SUPPLIED INFORMATION:
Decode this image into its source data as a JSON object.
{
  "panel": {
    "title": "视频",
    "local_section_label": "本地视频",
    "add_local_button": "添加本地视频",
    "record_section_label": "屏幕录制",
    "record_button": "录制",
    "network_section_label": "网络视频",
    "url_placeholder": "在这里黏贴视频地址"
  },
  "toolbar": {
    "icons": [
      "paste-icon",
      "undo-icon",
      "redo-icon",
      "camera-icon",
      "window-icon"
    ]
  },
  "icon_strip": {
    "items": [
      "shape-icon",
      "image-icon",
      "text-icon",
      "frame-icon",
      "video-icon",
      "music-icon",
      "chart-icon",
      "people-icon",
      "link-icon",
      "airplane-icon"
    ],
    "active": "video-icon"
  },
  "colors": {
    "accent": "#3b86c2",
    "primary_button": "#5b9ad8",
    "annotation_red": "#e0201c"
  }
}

WRITTEN INSTRUCTION: Print the records once more, exactly as they were given.

FINAL ANSWER:
Decode this image into its source data as a JSON object.
{
  "panel": {
    "title": "视频",
    "local_section_label": "本地视频",
    "add_local_button": "添加本地视频",
    "record_section_label": "屏幕录制",
    "record_button": "录制",
    "network_section_label": "网络视频",
    "url_placeholder": "在这里黏贴视频地址"
  },
  "toolbar": {
    "icons": [
      "paste-icon",
      "undo-icon",
      "redo-icon",
      "camera-icon",
      "window-icon"
    ]
  },
  "icon_strip": {
    "items": [
      "shape-icon",
      "image-icon",
      "text-icon",
      "frame-icon",
      "video-icon",
      "music-icon",
      "chart-icon",
      "people-icon",
      "link-icon",
      "airplane-icon"
    ],
    "active": "video-icon"
  },
  "colors": {
    "accent": "#3b86c2",
    "primary_button": "#5b9ad8",
    "annotation_red": "#e0201c"
  }
}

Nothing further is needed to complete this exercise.